What you will do:
Work out how many lines of the listing hold "Estimates", then state only that count.

** Begin Information supplied **

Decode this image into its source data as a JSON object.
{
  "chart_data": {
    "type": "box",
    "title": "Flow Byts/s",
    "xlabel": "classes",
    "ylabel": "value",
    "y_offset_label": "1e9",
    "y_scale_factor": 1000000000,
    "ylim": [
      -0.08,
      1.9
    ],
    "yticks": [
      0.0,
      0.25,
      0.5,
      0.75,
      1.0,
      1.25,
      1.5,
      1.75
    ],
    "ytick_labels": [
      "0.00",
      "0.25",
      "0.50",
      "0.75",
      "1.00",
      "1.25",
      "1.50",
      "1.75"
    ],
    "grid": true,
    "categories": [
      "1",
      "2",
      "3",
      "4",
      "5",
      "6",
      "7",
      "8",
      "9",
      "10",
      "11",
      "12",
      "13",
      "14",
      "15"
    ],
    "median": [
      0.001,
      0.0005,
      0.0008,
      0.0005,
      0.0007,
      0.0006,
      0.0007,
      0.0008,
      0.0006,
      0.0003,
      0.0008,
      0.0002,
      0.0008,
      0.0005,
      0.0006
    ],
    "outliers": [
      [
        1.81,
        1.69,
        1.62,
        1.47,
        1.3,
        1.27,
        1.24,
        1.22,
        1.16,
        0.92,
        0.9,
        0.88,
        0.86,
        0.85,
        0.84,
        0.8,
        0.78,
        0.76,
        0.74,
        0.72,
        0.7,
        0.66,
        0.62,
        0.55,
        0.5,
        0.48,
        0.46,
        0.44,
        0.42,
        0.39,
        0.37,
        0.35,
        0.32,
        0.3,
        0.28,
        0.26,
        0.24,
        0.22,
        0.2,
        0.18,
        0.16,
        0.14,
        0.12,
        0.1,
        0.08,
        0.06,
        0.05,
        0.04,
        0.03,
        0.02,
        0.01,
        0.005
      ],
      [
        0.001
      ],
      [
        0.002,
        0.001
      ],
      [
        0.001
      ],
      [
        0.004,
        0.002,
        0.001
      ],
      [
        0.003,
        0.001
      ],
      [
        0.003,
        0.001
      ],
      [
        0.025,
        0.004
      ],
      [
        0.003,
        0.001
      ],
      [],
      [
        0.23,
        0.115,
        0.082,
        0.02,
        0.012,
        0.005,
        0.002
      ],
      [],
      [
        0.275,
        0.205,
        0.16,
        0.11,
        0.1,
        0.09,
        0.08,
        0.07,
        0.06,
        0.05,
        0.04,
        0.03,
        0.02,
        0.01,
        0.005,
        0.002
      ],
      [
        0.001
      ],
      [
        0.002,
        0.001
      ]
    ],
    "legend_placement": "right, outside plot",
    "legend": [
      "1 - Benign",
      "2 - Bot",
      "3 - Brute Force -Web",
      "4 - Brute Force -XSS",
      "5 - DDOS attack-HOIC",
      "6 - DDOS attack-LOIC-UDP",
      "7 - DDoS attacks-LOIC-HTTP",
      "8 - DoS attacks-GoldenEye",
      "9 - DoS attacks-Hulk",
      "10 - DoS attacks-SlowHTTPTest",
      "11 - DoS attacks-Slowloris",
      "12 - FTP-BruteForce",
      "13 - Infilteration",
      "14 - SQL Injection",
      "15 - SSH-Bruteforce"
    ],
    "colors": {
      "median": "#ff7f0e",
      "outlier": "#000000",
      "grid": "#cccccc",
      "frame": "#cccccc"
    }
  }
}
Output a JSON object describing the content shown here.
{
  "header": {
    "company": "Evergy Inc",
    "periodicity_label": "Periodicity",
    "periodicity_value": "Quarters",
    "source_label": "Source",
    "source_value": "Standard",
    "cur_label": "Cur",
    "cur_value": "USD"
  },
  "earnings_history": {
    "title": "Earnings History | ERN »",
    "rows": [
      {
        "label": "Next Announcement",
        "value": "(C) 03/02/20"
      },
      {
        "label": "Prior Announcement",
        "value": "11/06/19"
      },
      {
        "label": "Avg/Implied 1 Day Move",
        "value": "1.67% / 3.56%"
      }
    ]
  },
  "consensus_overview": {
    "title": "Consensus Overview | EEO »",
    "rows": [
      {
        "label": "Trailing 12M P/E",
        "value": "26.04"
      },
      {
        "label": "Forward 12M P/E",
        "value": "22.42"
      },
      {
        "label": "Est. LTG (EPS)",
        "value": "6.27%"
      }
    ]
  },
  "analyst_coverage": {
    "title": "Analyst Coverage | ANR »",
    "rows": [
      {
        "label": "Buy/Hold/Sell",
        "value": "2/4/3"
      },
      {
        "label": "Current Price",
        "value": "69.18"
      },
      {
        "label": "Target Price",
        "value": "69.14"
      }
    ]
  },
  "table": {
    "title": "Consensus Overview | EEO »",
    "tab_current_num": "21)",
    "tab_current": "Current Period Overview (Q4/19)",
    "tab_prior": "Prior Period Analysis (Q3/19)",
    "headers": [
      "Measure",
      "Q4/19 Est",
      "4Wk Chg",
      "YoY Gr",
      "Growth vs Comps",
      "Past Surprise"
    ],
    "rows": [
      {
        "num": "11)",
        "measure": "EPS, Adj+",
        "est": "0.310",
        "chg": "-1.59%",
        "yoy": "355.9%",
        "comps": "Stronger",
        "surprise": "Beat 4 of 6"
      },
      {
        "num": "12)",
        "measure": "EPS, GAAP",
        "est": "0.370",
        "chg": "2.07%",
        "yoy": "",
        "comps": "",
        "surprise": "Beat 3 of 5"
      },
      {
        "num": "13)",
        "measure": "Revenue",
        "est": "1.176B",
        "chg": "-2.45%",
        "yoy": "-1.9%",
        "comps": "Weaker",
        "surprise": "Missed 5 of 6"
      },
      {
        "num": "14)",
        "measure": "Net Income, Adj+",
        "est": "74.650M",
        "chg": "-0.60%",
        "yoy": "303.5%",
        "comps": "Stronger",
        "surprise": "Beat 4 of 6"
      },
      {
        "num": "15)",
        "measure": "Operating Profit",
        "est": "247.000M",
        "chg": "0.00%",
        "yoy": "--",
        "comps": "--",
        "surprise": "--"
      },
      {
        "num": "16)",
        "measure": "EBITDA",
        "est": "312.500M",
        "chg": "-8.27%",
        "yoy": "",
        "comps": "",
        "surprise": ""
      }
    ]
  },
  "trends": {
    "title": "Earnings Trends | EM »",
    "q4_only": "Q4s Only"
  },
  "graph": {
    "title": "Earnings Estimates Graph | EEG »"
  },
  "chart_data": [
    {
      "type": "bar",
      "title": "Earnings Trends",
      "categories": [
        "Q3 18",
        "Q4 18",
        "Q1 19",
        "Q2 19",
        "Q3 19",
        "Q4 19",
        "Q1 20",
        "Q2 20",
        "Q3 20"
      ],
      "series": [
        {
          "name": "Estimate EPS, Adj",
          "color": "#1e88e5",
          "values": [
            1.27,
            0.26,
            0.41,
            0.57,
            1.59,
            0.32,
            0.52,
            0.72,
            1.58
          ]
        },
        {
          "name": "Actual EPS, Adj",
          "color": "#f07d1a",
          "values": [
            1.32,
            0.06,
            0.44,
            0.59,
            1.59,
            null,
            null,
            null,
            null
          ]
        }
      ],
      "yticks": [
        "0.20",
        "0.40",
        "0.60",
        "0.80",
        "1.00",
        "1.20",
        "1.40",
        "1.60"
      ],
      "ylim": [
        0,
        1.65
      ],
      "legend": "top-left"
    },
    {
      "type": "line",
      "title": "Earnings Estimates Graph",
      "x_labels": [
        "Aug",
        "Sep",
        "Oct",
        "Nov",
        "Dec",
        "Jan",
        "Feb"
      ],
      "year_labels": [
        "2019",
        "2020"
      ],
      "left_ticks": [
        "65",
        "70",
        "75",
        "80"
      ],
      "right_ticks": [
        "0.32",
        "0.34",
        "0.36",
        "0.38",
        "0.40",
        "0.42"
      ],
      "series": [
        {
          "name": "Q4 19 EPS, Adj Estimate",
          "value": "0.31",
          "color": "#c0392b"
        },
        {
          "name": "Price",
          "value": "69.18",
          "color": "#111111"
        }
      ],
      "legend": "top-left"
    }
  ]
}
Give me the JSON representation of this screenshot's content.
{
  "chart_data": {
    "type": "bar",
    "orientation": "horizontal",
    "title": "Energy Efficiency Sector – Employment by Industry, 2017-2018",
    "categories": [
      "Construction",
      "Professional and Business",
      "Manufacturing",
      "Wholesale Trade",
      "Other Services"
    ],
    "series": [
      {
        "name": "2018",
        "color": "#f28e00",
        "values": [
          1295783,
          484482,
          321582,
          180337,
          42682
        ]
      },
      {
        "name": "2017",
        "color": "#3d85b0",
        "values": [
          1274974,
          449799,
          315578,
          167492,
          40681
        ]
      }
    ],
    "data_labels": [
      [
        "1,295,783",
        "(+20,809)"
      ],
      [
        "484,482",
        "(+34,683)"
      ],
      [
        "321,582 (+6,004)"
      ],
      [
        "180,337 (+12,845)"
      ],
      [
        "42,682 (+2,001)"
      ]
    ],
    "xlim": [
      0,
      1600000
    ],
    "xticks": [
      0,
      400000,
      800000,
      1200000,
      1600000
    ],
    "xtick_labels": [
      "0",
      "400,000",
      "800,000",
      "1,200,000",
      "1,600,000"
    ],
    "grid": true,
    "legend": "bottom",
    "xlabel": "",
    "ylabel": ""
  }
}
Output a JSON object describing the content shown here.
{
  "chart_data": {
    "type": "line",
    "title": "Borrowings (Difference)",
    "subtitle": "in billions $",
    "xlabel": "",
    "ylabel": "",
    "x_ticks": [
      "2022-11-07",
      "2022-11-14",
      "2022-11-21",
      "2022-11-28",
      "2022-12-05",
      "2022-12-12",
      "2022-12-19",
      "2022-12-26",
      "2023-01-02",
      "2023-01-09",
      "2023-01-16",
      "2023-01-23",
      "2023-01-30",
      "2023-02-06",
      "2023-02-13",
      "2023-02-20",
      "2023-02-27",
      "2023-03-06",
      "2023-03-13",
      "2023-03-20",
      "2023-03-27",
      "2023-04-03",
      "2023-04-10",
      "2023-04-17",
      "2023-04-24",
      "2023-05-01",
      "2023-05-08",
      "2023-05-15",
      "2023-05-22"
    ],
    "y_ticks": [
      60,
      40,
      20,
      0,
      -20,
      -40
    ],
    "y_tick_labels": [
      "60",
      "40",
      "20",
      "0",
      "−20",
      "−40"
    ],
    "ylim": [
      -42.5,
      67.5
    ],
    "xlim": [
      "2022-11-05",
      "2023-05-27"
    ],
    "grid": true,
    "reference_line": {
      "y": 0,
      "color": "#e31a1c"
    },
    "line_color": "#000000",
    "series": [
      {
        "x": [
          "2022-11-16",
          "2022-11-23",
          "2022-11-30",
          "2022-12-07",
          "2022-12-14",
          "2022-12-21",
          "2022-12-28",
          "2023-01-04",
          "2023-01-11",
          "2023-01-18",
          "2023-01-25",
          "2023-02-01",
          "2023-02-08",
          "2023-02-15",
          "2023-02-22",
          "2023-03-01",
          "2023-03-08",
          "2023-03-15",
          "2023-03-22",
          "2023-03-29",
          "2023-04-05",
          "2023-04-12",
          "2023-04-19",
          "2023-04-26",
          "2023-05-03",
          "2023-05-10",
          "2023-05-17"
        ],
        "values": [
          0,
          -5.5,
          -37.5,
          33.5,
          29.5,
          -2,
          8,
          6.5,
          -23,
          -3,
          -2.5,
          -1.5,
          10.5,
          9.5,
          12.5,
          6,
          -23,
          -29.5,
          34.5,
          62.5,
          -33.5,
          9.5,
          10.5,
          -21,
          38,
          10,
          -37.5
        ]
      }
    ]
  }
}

** End Information supplied **

Complete output:
2